Selected text:
The company is offering 1 Gbps data service for $70 a month, a combined Internet and home phone for $90 per month, Internet and HD digital TV for $130 per month and $150 a month for the full triple play. These are bundled prices and customers who do not have C-Spire wireless will pay an additional $10 a month for each package.

It is really refreshing to see somebody investing back into the communities that supported them for many years. It’s pretty easy to contrast this to the big telcos and cable companies which are not reinvesting. C-Spire is building needed infrastructure, creating jobs and bringing a vital service. I view this as a true American success story. This is a win for both the Creekmores and for the people of Mississippi.

This is not the only place in the country where telephone company owners are reinvesting back into their community. There are hundreds of independent telephone companies and cooperatives around the country who are quietly building fiber and bringing very fast internet to some of the most rural places in the country. For example, Vermont Telephone Company grabbed headlines when they announced gigabit fiber for $35 per month. There are wide swaths of places like the Dakotas where fiber has been built to tiny towns and even to farms.

What these companies are doing is great. They are doing what businesses are expected to do, which is to modernize and grow when the opportunity is there. This is especially what regulated utilities should be doing since they have benefitted for decades from guaranteed profits from their businesses. But unfortunately for rural America most of them are served by AT&T, Verizon, CenturyLink and other large telephone companies like Frontier, Windstream and Fairpoint. These companies share at least one thing in common, which is that they are public companies.

It seems like public companies in this country are unable to pull the trigger on investing in infrastructure. The exception is Verizon who has invested many billions in FiOS, but even Verizon has stopped building new fiber and they are not investing in the small towns like Starkville. Rather than investing in rural America, the large companies are doing what they can to hold down costs there. In fact, AT&T has told the FCC that they would like to cut down all of their rural copper lines within a decade and replace them mostly with cellular.

Data listing:
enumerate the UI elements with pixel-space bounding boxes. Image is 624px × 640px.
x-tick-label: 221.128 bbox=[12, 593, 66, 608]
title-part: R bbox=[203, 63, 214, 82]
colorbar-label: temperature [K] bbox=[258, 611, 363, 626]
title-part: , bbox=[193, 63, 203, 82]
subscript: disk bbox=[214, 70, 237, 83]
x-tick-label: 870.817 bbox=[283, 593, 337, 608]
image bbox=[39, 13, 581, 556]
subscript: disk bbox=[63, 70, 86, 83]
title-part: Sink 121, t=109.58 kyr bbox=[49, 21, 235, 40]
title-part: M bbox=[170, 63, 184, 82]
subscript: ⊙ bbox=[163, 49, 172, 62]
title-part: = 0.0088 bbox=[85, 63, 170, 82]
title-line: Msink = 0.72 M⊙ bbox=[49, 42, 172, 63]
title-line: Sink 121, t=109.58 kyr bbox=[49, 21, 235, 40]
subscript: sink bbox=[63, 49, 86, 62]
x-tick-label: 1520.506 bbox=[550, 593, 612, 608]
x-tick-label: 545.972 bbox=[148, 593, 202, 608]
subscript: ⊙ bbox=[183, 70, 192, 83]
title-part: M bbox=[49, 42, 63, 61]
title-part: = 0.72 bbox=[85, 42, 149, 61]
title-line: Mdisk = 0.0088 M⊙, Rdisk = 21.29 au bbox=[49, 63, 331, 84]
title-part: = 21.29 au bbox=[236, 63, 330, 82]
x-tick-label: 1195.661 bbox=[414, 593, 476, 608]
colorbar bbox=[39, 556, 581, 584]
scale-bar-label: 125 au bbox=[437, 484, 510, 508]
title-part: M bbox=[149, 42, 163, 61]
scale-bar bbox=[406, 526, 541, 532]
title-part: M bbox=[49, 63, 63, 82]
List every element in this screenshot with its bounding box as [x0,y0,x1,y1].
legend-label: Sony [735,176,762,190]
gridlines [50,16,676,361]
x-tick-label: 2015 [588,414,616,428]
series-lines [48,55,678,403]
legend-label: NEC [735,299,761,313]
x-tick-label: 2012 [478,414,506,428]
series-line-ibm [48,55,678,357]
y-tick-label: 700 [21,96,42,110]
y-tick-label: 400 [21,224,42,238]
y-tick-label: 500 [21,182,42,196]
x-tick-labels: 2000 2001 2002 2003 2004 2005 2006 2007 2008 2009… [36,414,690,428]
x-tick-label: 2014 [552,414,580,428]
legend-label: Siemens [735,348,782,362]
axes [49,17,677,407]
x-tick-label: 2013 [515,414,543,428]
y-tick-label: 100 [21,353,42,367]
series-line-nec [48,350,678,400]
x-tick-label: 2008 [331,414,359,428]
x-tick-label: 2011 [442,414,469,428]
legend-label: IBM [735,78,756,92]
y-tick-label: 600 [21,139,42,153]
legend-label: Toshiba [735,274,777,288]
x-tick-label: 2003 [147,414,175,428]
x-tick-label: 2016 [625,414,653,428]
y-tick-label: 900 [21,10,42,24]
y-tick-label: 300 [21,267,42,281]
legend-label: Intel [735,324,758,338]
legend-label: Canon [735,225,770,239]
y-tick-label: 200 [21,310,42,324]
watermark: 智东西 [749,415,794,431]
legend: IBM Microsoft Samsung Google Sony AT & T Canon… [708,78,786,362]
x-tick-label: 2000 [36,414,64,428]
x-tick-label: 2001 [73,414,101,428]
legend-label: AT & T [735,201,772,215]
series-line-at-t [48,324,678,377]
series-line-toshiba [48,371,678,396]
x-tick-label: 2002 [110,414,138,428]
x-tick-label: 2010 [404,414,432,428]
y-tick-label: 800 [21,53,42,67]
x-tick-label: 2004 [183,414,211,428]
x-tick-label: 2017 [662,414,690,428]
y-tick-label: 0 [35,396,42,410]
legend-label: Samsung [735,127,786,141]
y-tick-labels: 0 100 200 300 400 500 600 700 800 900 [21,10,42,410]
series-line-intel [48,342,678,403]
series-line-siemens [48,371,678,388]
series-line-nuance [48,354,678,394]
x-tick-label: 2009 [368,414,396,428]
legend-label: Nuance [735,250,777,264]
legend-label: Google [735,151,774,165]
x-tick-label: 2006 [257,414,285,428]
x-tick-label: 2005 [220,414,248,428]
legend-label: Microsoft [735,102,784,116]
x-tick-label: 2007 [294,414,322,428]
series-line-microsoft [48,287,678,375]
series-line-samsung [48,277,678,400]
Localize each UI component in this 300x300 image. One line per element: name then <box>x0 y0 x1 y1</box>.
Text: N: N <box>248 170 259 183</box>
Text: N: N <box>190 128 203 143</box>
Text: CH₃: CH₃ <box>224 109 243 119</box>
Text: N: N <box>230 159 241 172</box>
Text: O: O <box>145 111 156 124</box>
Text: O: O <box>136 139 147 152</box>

Requirement:
Write what comes next in the passage on telephone companies and rural fiber investment, starting right after its final sentence about AT&T's plan to replace rural copper lines mostly with cellular.

Reply:
The Creekmores aren’t building fiber just because it’s the right thing to do. They are doing this because they see a solid business plan from investing in fiber. They will make money with this venture, which is the way it is supposed to work. But the public companies like AT&T only seem to invest in fiber when they face a big competitive threat, like AT&T in Austin Texas. I get a sense that CenturyLink would build fiber if they had the financial resources, but most of the big companies are doing the opposite of reinvesting in rural places.

Unfortunately, the big companies are driven by stock prices and dividends. They don’t want to take the negative hit from making large investments because it depresses profits for a few years while you are building. And that is the real shame, because in the long run these large companies would increase profits if they reinvested the billions that they instead pay out as dividends. They would end up with fresh new networks that would make profits for the next century.

It’s going to be interesting to see how gigabit fiber transforms the small pockets of rural America that are lucky enough to get it. The broadband map in the country is a real hodgepodge because right next to some of these areas that have fiber are areas that often have no broadband at all other than cellular or satellite.

It is also going to be interesting over twenty years to see how the two different types of areas fare economically. There is a company in Minnesota, Hiawatha Broadband, that has been building fiber to small towns for a decade and they claim that every town where they have built a network has been growing while every surrounding town has shrunk in population. They have been at this about as long as anybody, and so their evidence is some of the early proof that having fiber matters. Within another decade we are going to have evidence everywhere and we will be able to compare the economic performance of rural areas with and without fiber.